> [Your goal]:
Your task is to transcribe all of the data below exactly, omitting the images.

Dataset records
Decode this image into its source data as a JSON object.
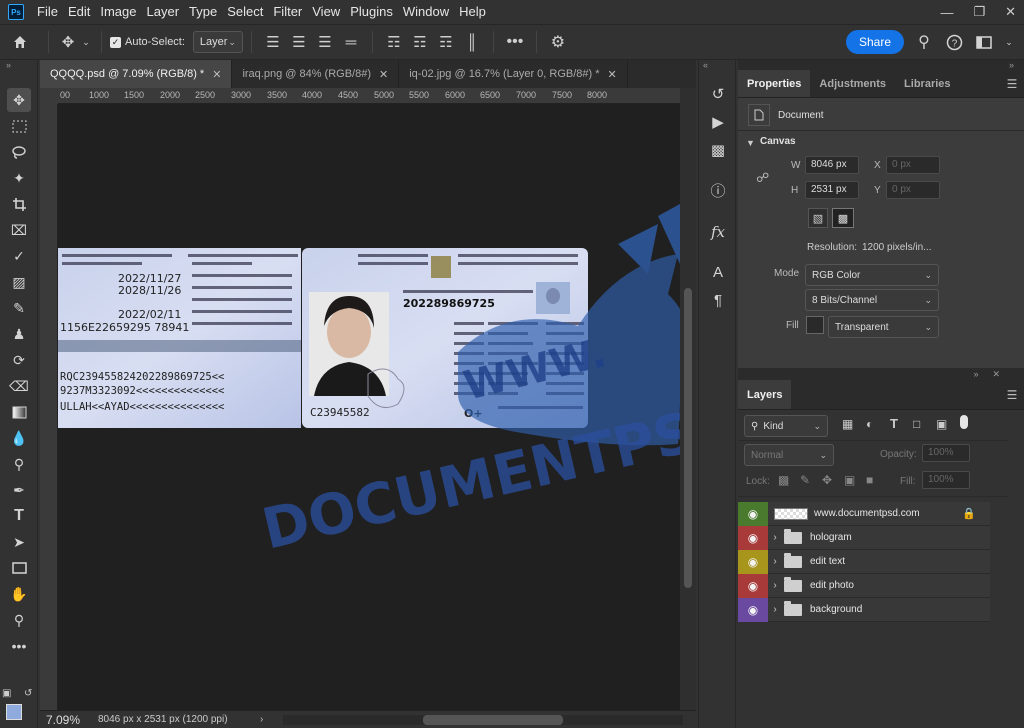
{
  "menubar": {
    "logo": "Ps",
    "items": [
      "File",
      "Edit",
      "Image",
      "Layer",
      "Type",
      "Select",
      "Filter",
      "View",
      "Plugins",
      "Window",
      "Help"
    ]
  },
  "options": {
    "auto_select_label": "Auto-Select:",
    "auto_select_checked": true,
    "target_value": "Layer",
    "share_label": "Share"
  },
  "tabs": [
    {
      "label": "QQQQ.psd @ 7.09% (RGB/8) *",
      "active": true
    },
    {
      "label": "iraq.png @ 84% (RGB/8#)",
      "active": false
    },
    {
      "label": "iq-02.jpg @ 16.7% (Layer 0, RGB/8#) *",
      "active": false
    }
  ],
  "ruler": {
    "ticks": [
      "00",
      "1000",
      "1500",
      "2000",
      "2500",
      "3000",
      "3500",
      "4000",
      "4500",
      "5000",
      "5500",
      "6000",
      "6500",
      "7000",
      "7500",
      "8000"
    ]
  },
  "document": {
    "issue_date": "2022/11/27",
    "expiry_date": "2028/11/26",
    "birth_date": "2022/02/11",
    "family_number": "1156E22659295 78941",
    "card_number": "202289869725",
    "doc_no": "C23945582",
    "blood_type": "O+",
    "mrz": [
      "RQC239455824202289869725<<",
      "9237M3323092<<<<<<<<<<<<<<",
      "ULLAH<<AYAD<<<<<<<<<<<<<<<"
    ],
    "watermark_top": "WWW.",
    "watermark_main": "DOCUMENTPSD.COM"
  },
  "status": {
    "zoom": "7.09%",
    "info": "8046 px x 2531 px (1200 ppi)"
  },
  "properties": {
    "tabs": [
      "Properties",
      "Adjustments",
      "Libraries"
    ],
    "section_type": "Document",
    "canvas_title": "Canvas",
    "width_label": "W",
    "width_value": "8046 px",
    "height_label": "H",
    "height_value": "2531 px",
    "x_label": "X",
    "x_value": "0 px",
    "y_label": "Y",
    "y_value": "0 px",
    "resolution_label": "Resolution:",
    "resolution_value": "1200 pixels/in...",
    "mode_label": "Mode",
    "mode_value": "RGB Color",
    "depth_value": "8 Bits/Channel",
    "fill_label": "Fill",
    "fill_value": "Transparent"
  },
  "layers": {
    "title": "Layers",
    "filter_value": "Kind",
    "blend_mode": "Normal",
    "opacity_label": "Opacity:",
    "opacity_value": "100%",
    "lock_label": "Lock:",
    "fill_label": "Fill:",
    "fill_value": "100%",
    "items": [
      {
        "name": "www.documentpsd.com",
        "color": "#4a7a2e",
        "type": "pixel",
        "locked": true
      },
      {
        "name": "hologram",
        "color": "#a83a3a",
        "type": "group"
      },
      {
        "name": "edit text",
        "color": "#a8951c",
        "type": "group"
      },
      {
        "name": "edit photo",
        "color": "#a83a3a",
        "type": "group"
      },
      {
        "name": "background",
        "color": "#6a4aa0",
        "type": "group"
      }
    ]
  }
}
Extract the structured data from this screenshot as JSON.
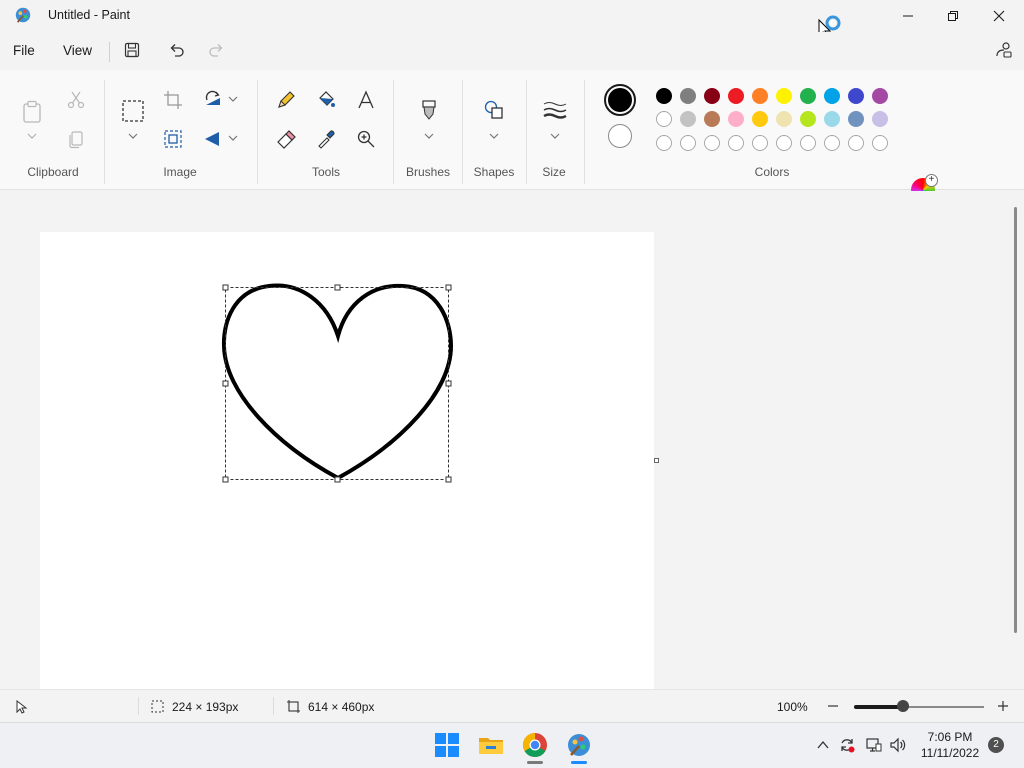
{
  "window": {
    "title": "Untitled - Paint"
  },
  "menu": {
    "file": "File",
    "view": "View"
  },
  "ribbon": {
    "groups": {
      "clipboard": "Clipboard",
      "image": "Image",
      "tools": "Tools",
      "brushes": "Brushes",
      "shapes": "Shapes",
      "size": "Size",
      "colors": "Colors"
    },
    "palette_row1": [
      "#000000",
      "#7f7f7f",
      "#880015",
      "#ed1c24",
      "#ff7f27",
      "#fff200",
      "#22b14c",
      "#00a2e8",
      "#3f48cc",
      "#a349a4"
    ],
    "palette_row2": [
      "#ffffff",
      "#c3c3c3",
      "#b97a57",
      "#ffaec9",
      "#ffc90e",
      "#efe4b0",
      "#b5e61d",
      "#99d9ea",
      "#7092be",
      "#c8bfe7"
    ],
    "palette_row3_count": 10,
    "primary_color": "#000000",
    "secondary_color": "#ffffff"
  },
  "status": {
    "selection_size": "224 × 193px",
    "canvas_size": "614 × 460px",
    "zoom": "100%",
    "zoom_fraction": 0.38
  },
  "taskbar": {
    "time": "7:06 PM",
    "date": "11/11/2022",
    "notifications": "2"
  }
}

> [Task response]:
Decode this image into its source data as a JSON object.
{
  "menubar": {
    "logo": "Ps",
    "items": [
      "File",
      "Edit",
      "Image",
      "Layer",
      "Type",
      "Select",
      "Filter",
      "View",
      "Plugins",
      "Window",
      "Help"
    ]
  },
  "options": {
    "auto_select_label": "Auto-Select:",
    "auto_select_checked": true,
    "target_value": "Layer",
    "share_label": "Share"
  },
  "tabs": [
    {
      "label": "QQQQ.psd @ 7.09% (RGB/8) *",
      "active": true
    },
    {
      "label": "iraq.png @ 84% (RGB/8#)",
      "active": false
    },
    {
      "label": "iq-02.jpg @ 16.7% (Layer 0, RGB/8#) *",
      "active": false
    }
  ],
  "ruler": {
    "ticks": [
      "00",
      "1000",
      "1500",
      "2000",
      "2500",
      "3000",
      "3500",
      "4000",
      "4500",
      "5000",
      "5500",
      "6000",
      "6500",
      "7000",
      "7500",
      "8000"
    ]
  },
  "document": {
    "issue_date": "2022/11/27",
    "expiry_date": "2028/11/26",
    "birth_date": "2022/02/11",
    "family_number": "1156E22659295 78941",
    "card_number": "202289869725",
    "doc_no": "C23945582",
    "blood_type": "O+",
    "mrz": [
      "RQC239455824202289869725<<",
      "9237M3323092<<<<<<<<<<<<<<",
      "ULLAH<<AYAD<<<<<<<<<<<<<<<"
    ],
    "watermark_top": "WWW.",
    "watermark_main": "DOCUMENTPSD.COM"
  },
  "status": {
    "zoom": "7.09%",
    "info": "8046 px x 2531 px (1200 ppi)"
  },
  "properties": {
    "tabs": [
      "Properties",
      "Adjustments",
      "Libraries"
    ],
    "section_type": "Document",
    "canvas_title": "Canvas",
    "width_label": "W",
    "width_value": "8046 px",
    "height_label": "H",
    "height_value": "2531 px",
    "x_label": "X",
    "x_value": "0 px",
    "y_label": "Y",
    "y_value": "0 px",
    "resolution_label": "Resolution:",
    "resolution_value": "1200 pixels/in...",
    "mode_label": "Mode",
    "mode_value": "RGB Color",
    "depth_value": "8 Bits/Channel",
    "fill_label": "Fill",
    "fill_value": "Transparent"
  },
  "layers": {
    "title": "Layers",
    "filter_value": "Kind",
    "blend_mode": "Normal",
    "opacity_label": "Opacity:",
    "opacity_value": "100%",
    "lock_label": "Lock:",
    "fill_label": "Fill:",
    "fill_value": "100%",
    "items": [
      {
        "name": "www.documentpsd.com",
        "color": "#4a7a2e",
        "type": "pixel",
        "locked": true
      },
      {
        "name": "hologram",
        "color": "#a83a3a",
        "type": "group"
      },
      {
        "name": "edit text",
        "color": "#a8951c",
        "type": "group"
      },
      {
        "name": "edit photo",
        "color": "#a83a3a",
        "type": "group"
      },
      {
        "name": "background",
        "color": "#6a4aa0",
        "type": "group"
      }
    ]
  }
}
Extract the structured data from this screenshot as JSON.
{
  "window": {
    "title": "Untitled - Paint"
  },
  "menu": {
    "file": "File",
    "view": "View"
  },
  "ribbon": {
    "groups": {
      "clipboard": "Clipboard",
      "image": "Image",
      "tools": "Tools",
      "brushes": "Brushes",
      "shapes": "Shapes",
      "size": "Size",
      "colors": "Colors"
    },
    "palette_row1": [
      "#000000",
      "#7f7f7f",
      "#880015",
      "#ed1c24",
      "#ff7f27",
      "#fff200",
      "#22b14c",
      "#00a2e8",
      "#3f48cc",
      "#a349a4"
    ],
    "palette_row2": [
      "#ffffff",
      "#c3c3c3",
      "#b97a57",
      "#ffaec9",
      "#ffc90e",
      "#efe4b0",
      "#b5e61d",
      "#99d9ea",
      "#7092be",
      "#c8bfe7"
    ],
    "palette_row3_count": 10,
    "primary_color": "#000000",
    "secondary_color": "#ffffff"
  },
  "status": {
    "selection_size": "224 × 193px",
    "canvas_size": "614 × 460px",
    "zoom": "100%",
    "zoom_fraction": 0.38
  },
  "taskbar": {
    "time": "7:06 PM",
    "date": "11/11/2022",
    "notifications": "2"
  }
}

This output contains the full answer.